▸ **Your instructions**:
Every record below should be transcribed exactly. Omit the images.

++++ Material supplied

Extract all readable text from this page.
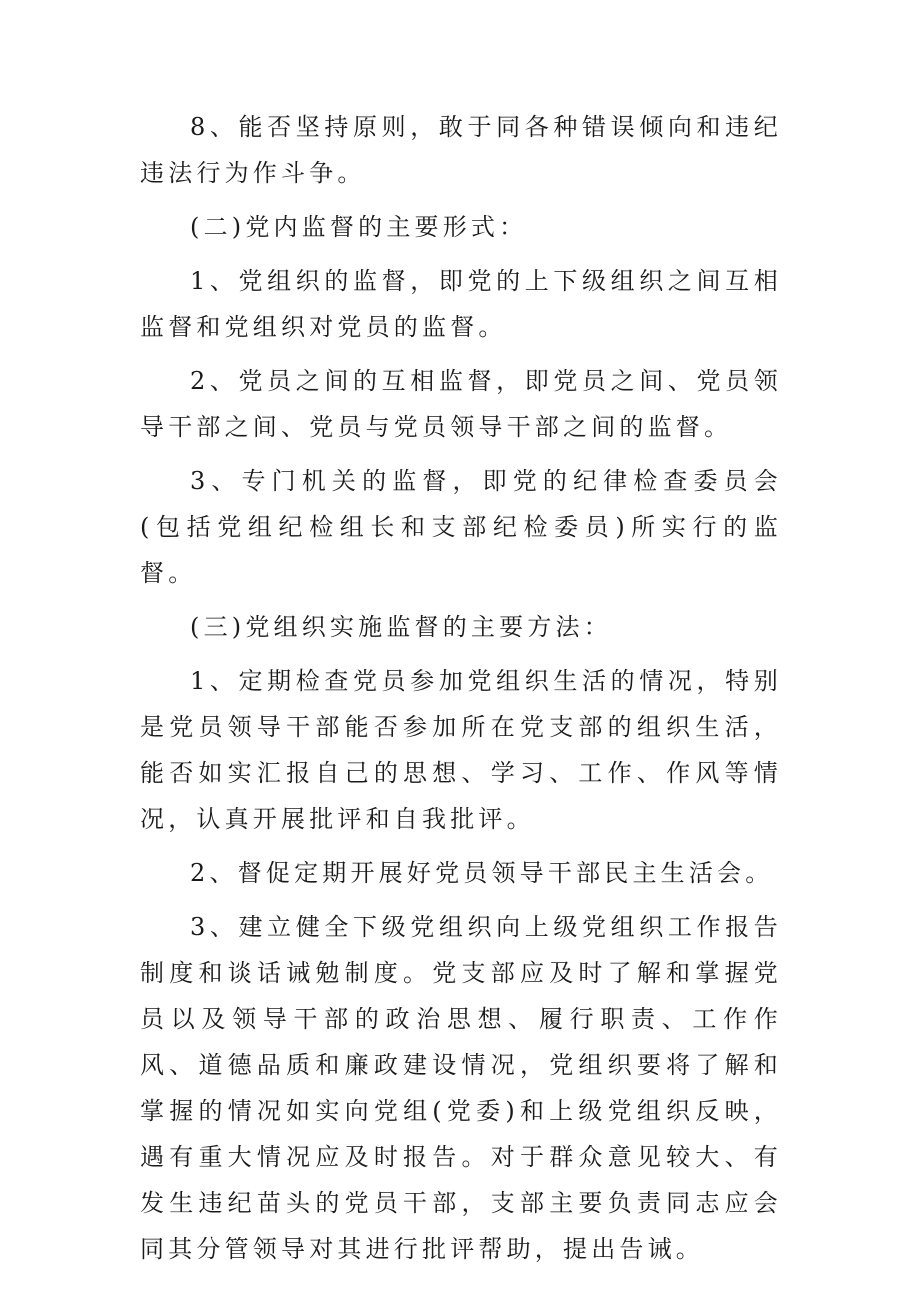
8、能否坚持原则，敢于同各种错误倾向和违纪违法行为作斗争。

(二)党内监督的主要形式：

1、党组织的监督，即党的上下级组织之间互相监督和党组织对党员的监督。

2、党员之间的互相监督，即党员之间、党员领导干部之间、党员与党员领导干部之间的监督。

3、专门机关的监督，即党的纪律检查委员会(包括党组纪检组长和支部纪检委员)所实行的监督。

(三)党组织实施监督的主要方法：

1、定期检查党员参加党组织生活的情况，特别是党员领导干部能否参加所在党支部的组织生活，能否如实汇报自己的思想、学习、工作、作风等情况，认真开展批评和自我批评。

2、督促定期开展好党员领导干部民主生活会。

3、建立健全下级党组织向上级党组织工作报告制度和谈话诫勉制度。党支部应及时了解和掌握党员以及领导干部的政治思想、履行职责、工作作风、道德品质和廉政建设情况，党组织要将了解和掌握的情况如实向党组(党委)和上级党组织反映，遇有重大情况应及时报告。对于群众意见较大、有发生违纪苗头的党员干部，支部主要负责同志应会同其分管领导对其进行批评帮助，提出告诫。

++++++++

▸ **Answer for this exercise**:
Extract all readable text from this page.
8、能否坚持原则，敢于同各种错误倾向和违纪违法行为作斗争。

(二)党内监督的主要形式：

1、党组织的监督，即党的上下级组织之间互相监督和党组织对党员的监督。

2、党员之间的互相监督，即党员之间、党员领导干部之间、党员与党员领导干部之间的监督。

3、专门机关的监督，即党的纪律检查委员会(包括党组纪检组长和支部纪检委员)所实行的监督。

(三)党组织实施监督的主要方法：

1、定期检查党员参加党组织生活的情况，特别是党员领导干部能否参加所在党支部的组织生活，能否如实汇报自己的思想、学习、工作、作风等情况，认真开展批评和自我批评。

2、督促定期开展好党员领导干部民主生活会。

3、建立健全下级党组织向上级党组织工作报告制度和谈话诫勉制度。党支部应及时了解和掌握党员以及领导干部的政治思想、履行职责、工作作风、道德品质和廉政建设情况，党组织要将了解和掌握的情况如实向党组(党委)和上级党组织反映，遇有重大情况应及时报告。对于群众意见较大、有发生违纪苗头的党员干部，支部主要负责同志应会同其分管领导对其进行批评帮助，提出告诫。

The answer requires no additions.